[Records from a data collection]
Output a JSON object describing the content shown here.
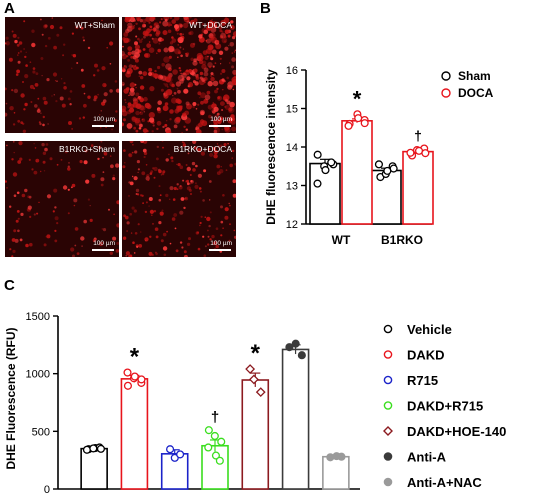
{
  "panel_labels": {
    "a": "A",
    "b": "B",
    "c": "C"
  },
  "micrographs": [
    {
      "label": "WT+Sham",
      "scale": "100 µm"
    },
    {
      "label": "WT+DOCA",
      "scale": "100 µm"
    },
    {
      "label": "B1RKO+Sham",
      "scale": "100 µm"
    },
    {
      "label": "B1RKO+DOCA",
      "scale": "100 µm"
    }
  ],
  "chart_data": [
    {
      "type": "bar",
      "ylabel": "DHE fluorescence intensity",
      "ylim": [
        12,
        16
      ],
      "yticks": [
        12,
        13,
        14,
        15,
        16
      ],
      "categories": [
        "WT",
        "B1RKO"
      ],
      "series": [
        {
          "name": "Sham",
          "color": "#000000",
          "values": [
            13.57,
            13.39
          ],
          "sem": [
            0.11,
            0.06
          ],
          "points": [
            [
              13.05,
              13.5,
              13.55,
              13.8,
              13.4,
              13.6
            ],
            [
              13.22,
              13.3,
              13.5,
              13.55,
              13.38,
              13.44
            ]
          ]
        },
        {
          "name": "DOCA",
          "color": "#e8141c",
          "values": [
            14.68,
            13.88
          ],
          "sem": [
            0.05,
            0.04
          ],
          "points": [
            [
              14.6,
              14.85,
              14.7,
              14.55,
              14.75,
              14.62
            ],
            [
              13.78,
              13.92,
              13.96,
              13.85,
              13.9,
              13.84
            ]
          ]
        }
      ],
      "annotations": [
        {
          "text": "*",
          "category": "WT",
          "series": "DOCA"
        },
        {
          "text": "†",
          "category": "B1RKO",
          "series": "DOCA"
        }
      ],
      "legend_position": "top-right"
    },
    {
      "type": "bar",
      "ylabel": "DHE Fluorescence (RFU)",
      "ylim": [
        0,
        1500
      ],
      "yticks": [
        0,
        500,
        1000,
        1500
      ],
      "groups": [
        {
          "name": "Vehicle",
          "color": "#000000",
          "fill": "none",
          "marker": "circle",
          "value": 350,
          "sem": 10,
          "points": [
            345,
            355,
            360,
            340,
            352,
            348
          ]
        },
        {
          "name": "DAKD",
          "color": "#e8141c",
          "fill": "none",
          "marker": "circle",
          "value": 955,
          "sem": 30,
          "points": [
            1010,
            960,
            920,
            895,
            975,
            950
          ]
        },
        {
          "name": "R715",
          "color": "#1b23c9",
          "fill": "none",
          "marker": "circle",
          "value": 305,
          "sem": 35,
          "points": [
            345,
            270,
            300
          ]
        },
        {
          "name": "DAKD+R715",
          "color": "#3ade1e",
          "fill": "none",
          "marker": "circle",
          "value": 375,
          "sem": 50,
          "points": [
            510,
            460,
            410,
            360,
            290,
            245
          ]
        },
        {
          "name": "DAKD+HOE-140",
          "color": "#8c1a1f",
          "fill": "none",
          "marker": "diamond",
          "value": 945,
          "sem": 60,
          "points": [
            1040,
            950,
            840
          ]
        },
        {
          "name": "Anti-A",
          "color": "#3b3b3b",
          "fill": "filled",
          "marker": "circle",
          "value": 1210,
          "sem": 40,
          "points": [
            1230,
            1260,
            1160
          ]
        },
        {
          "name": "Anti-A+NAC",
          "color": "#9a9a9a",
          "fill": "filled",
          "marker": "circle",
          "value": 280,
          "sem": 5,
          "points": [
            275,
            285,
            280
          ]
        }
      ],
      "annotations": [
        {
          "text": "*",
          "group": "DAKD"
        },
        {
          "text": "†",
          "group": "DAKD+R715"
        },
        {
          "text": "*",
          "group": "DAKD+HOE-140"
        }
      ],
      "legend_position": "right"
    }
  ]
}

> _Task to carry out_: Find the lines containing "DOCA" and list every one of them.

> _Task result_:
      "label": "WT+DOCA",
      "label": "B1RKO+DOCA",
          "name": "DOCA",
          "series": "DOCA"
          "series": "DOCA"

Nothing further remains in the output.